Collected data
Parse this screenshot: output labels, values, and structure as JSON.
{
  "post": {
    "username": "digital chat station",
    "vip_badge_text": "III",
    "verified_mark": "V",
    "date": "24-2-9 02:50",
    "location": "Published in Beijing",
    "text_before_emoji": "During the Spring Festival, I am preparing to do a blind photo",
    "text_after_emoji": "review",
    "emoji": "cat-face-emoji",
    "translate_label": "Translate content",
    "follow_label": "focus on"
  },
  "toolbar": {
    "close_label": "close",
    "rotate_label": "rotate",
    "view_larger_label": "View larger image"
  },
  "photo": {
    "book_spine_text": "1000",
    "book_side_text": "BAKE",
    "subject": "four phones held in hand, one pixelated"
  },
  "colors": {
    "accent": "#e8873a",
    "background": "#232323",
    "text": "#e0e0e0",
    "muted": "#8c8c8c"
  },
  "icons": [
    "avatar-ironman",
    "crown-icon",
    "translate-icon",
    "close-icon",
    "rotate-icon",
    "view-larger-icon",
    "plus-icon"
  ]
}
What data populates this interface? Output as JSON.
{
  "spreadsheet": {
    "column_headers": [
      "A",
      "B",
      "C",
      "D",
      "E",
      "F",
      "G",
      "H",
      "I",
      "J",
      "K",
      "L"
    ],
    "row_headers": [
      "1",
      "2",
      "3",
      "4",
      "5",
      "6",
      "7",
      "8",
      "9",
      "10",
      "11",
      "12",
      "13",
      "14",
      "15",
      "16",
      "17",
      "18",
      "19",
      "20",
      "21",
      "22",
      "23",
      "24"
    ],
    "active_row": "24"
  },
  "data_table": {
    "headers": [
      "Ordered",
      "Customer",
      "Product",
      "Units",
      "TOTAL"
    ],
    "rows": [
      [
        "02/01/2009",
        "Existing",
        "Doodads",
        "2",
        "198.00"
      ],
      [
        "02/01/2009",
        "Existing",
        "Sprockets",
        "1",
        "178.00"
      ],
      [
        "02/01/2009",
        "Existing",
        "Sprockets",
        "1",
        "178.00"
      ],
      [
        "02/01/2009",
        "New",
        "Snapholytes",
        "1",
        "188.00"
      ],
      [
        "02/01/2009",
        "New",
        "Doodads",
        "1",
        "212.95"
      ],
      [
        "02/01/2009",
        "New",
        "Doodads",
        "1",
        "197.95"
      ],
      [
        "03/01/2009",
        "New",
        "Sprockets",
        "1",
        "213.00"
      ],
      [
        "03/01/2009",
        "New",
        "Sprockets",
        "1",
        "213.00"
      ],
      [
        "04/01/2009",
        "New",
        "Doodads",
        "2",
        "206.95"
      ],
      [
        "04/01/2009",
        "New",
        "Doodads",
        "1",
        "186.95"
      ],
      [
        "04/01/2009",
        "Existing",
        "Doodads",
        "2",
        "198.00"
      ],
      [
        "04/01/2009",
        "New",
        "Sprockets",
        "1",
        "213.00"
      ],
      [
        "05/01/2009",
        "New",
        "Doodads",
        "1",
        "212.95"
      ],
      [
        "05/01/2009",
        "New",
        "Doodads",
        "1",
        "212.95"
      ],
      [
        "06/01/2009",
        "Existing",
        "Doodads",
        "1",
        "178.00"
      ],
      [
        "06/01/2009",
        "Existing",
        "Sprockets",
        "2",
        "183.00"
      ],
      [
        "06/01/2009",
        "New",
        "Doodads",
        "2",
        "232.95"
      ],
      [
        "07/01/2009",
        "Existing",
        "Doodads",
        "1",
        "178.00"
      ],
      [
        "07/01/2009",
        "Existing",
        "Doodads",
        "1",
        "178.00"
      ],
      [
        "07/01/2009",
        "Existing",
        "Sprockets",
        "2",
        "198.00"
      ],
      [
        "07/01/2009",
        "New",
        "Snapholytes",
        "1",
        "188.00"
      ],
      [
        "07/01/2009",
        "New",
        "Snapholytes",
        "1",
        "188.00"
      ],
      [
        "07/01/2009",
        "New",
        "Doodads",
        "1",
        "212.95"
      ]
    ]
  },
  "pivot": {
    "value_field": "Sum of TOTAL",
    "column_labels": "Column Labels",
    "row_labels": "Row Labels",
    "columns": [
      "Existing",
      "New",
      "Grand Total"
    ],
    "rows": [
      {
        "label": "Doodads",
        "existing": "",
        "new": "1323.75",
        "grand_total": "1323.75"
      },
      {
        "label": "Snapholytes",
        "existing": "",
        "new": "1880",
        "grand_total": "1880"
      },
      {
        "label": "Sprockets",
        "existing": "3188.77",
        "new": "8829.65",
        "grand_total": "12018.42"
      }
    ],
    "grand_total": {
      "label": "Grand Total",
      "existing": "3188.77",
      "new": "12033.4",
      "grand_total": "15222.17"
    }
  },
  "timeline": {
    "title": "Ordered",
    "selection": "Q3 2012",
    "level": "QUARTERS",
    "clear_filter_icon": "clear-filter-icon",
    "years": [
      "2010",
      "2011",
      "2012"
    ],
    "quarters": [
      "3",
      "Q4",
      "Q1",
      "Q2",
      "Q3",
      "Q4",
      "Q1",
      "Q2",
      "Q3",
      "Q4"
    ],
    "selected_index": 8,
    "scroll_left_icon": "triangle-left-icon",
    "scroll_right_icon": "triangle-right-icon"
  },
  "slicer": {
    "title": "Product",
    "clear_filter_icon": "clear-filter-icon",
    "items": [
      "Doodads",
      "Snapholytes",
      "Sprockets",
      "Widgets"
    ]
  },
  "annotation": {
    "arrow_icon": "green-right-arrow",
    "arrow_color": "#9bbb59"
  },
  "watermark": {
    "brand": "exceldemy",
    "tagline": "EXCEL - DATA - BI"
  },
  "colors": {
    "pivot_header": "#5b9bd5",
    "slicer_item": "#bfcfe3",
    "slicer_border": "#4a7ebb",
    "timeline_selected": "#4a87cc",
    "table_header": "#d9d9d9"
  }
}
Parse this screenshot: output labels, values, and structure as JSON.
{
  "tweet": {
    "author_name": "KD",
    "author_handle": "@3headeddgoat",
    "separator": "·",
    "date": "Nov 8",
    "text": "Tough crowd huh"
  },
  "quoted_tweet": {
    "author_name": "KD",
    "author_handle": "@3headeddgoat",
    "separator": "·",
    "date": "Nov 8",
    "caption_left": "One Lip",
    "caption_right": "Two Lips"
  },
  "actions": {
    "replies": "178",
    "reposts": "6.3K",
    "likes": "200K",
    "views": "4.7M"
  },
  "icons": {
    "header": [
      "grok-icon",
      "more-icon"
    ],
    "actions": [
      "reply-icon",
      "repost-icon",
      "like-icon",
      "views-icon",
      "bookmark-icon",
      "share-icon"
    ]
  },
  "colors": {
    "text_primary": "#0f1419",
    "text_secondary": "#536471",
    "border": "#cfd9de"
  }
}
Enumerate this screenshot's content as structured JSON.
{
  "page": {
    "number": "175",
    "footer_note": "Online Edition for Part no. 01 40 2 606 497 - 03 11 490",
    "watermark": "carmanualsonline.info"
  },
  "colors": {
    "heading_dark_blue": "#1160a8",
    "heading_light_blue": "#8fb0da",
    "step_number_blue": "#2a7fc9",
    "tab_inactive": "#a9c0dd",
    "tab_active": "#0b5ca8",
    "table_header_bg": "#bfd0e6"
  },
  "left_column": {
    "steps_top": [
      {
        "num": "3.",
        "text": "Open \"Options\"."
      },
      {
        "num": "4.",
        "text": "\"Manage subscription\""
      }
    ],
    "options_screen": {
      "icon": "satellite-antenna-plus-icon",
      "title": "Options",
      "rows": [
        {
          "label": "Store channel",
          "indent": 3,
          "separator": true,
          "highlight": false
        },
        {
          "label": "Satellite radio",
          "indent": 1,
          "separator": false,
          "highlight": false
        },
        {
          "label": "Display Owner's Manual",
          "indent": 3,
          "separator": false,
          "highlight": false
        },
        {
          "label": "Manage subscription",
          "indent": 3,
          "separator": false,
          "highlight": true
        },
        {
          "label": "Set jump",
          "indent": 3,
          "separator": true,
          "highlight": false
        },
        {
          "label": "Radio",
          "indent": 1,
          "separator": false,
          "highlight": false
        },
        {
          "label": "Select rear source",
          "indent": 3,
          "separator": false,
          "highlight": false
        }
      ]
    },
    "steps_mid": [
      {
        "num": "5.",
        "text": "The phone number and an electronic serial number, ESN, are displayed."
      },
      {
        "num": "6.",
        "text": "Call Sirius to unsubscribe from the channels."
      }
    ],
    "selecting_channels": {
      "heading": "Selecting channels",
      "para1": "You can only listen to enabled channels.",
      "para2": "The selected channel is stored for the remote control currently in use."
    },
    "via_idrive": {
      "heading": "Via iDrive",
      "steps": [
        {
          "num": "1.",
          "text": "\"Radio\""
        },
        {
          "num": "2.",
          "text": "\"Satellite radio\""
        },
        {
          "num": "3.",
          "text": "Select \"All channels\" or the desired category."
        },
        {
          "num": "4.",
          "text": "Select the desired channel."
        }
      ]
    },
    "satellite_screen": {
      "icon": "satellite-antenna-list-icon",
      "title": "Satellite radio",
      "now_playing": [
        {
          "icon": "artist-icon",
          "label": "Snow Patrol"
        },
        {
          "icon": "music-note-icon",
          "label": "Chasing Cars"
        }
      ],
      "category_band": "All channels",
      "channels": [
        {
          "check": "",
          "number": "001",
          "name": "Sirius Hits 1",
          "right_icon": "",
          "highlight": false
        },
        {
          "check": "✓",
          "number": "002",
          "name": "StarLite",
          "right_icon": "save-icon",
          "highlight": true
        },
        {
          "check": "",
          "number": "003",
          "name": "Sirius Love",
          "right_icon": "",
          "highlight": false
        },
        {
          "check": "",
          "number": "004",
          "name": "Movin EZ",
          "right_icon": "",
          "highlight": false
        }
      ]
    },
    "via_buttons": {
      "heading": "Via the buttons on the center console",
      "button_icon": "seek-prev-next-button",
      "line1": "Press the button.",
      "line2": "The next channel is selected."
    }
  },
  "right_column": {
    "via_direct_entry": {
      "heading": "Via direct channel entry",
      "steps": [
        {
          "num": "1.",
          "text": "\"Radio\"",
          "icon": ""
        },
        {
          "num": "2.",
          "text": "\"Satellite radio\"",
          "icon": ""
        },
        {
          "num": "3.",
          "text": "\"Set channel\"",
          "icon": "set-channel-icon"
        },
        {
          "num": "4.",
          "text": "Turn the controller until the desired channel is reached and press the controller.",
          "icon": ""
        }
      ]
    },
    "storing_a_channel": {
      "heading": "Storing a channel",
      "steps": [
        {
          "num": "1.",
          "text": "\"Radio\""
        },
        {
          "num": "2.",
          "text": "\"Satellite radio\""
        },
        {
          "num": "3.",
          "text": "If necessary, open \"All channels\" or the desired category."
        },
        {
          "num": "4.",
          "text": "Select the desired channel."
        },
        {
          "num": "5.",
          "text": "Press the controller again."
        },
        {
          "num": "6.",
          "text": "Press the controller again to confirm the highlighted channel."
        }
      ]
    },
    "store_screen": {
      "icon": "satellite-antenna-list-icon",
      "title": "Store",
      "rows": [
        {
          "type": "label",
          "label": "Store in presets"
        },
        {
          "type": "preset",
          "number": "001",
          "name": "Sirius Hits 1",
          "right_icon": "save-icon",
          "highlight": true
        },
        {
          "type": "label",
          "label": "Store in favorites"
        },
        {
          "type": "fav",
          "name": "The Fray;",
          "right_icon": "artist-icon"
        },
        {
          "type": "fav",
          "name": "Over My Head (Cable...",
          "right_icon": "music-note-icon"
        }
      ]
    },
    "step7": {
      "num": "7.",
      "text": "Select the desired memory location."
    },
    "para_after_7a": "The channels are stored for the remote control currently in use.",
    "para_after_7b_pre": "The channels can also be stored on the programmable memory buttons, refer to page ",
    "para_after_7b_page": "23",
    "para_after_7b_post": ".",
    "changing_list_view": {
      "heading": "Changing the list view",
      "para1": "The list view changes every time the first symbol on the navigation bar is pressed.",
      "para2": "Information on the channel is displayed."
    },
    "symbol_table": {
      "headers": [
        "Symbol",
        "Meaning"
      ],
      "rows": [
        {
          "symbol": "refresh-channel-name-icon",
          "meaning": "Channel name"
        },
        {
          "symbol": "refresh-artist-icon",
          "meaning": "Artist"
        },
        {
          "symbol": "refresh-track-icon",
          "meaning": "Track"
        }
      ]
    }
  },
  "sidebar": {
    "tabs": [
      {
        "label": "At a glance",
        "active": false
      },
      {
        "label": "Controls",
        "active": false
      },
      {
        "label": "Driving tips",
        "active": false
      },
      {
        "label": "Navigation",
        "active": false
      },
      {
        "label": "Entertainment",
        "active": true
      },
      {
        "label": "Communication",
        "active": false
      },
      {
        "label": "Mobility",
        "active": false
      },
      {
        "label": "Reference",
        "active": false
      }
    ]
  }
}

Instructions to follow:
Looking at the entries above, how many lines contain the word "Manage"? Answer with the number alone.

Response to the task:
2